**Work to complete:** Would you pull out every line of the material that contains the string "trok"?

Saved data entries
• • •

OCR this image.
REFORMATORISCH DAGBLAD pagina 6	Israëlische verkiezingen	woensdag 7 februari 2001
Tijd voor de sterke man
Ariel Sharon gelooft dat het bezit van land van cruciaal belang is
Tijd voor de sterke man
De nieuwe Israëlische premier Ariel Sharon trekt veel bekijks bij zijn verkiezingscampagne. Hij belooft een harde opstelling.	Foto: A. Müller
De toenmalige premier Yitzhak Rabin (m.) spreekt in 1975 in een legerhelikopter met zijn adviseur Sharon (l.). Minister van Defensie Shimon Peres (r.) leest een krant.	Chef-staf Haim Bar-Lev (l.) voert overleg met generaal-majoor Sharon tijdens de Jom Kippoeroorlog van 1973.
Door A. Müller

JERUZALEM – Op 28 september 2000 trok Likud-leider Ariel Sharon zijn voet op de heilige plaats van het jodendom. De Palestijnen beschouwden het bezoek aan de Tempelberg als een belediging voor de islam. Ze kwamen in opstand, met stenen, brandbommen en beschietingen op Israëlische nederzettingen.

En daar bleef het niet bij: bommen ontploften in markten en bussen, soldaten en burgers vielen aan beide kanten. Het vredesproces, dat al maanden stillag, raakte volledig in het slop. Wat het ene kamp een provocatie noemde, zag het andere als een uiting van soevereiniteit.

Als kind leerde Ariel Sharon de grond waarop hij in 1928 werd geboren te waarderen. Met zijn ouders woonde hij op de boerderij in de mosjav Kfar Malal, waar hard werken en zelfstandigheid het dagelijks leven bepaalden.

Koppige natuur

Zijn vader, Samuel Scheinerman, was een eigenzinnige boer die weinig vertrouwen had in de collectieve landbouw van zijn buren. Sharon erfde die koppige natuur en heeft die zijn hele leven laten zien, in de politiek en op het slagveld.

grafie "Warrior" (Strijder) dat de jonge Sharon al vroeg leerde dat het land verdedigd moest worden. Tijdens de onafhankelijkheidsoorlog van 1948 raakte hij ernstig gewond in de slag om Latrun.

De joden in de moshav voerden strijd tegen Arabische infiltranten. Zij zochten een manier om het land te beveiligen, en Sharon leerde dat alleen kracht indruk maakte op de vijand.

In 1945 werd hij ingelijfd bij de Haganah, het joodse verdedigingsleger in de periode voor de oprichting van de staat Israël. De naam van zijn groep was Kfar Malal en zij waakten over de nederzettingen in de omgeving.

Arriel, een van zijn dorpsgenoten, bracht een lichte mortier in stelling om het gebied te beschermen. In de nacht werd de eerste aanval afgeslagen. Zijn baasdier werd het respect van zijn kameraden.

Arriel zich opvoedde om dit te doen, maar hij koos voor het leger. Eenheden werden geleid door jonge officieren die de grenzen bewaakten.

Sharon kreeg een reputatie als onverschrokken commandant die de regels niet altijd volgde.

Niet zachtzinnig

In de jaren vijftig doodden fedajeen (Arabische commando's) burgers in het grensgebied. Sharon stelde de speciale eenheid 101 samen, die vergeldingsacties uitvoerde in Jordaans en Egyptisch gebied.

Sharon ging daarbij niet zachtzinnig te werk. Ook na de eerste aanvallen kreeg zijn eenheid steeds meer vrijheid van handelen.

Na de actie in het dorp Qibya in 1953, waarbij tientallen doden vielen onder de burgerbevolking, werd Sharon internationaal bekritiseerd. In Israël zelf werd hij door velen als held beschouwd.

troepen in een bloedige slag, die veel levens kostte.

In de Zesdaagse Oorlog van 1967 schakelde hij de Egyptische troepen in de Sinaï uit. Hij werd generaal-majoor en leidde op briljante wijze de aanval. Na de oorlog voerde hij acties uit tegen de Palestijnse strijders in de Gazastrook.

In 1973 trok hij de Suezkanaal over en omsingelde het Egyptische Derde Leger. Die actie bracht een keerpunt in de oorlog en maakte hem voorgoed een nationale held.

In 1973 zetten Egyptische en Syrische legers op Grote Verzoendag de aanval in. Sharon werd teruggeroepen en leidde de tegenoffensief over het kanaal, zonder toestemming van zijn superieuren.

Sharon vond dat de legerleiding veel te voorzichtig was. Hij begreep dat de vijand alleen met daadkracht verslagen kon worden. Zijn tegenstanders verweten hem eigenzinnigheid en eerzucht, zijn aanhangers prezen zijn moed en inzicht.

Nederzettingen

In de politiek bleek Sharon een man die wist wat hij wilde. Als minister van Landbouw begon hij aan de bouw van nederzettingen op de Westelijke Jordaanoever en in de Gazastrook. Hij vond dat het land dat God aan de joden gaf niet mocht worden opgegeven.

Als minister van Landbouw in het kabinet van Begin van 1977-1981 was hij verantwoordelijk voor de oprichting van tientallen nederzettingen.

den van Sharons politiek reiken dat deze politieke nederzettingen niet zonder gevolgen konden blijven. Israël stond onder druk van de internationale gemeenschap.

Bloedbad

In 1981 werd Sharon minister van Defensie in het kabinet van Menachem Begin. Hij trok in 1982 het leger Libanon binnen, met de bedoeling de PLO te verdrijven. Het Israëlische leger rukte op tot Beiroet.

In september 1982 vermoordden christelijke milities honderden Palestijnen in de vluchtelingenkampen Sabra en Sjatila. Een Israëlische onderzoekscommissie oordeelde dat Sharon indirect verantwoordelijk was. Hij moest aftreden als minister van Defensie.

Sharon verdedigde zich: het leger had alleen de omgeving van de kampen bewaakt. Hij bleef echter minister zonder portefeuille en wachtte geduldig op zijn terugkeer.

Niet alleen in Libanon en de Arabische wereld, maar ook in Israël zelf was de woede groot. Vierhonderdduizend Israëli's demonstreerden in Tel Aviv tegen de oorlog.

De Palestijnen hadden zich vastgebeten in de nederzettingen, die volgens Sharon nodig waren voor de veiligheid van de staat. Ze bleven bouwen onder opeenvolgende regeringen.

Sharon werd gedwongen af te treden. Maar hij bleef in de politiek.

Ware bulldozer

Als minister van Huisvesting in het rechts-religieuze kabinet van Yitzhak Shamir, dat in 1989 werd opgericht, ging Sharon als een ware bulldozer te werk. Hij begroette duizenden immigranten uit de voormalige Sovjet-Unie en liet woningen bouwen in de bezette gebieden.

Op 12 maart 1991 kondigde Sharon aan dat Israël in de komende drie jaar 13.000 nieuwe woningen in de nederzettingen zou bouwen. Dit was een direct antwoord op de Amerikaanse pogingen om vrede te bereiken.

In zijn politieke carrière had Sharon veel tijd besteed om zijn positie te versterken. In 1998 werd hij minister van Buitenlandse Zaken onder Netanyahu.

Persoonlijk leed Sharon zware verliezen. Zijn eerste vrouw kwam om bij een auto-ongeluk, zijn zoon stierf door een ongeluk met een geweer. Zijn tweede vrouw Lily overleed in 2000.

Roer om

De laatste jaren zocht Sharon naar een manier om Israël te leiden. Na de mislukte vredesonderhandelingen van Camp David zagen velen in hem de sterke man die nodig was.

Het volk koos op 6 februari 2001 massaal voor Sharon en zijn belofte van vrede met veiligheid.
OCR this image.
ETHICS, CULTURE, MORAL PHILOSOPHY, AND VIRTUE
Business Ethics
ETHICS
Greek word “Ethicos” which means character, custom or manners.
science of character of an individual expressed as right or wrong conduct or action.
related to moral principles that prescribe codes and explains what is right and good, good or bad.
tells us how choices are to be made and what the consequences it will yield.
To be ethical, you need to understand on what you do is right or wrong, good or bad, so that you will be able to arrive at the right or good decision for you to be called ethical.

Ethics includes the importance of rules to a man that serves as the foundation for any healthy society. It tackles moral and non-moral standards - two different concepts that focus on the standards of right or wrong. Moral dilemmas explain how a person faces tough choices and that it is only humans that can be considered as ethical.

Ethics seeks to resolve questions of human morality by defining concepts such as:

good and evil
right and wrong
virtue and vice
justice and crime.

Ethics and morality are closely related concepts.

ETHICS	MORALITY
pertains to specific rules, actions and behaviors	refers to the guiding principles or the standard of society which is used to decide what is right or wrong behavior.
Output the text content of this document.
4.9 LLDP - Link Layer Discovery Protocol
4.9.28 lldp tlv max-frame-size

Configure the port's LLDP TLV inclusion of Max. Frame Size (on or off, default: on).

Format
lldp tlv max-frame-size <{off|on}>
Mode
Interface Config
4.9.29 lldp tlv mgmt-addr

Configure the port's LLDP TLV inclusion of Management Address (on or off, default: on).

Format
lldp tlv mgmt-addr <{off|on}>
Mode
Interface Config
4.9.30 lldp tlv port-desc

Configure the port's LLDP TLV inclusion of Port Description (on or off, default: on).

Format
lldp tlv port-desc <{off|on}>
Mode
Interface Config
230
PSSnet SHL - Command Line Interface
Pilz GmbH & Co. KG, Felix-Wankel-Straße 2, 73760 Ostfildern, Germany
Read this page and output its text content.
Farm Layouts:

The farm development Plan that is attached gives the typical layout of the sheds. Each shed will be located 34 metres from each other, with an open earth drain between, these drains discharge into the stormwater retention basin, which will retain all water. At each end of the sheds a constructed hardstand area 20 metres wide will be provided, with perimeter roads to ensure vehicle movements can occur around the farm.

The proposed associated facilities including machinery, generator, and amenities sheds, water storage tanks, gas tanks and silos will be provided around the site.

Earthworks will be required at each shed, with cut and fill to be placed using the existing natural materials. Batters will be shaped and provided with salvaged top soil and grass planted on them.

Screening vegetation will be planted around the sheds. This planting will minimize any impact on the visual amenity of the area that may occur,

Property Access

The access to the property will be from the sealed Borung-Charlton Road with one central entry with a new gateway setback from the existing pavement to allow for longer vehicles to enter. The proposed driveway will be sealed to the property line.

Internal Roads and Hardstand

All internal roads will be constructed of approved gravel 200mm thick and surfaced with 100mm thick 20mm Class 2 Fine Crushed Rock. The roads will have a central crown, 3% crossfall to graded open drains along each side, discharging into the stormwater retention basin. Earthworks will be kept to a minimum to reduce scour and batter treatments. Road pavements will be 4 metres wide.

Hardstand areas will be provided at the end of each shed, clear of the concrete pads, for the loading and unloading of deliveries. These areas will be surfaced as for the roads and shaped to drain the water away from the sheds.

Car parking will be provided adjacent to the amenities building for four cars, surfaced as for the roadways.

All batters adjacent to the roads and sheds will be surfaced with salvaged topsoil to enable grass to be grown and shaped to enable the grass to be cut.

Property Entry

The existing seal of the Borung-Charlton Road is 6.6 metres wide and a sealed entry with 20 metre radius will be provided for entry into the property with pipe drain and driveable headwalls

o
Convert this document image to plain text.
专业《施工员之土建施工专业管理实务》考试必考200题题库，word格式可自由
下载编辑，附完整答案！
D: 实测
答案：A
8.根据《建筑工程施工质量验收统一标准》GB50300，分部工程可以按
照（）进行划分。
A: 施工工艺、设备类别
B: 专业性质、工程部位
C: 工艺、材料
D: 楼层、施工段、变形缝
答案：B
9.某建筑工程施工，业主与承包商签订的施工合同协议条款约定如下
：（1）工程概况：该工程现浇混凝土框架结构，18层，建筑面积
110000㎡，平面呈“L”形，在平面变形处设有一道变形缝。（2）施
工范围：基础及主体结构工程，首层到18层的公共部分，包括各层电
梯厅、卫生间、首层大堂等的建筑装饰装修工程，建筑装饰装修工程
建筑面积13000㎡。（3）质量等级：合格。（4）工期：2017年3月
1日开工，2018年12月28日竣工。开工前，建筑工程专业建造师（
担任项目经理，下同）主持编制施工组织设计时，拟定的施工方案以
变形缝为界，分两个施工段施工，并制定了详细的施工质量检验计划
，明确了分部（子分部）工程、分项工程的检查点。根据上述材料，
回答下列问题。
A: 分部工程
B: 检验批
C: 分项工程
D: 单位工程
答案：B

• • •

**The result:**
JERUZALEM – Op 28 september 2000 trok Likud-leider Ariel Sharon zijn voet op de heilige plaats van het jodendom. De Palestijnen beschouwden het bezoek aan de Tempelberg als een belediging voor de islam. Ze kwamen in opstand, met stenen, brandbommen en beschietingen op Israëlische nederzettingen.
In 1973 trok hij de Suezkanaal over en omsingelde het Egyptische Derde Leger. Die actie bracht een keerpunt in de oorlog en maakte hem voorgoed een nationale held.
In 1981 werd Sharon minister van Defensie in het kabinet van Menachem Begin. Hij trok in 1982 het leger Libanon binnen, met de bedoeling de PLO te verdrijven. Het Israëlische leger rukte op tot Beiroet.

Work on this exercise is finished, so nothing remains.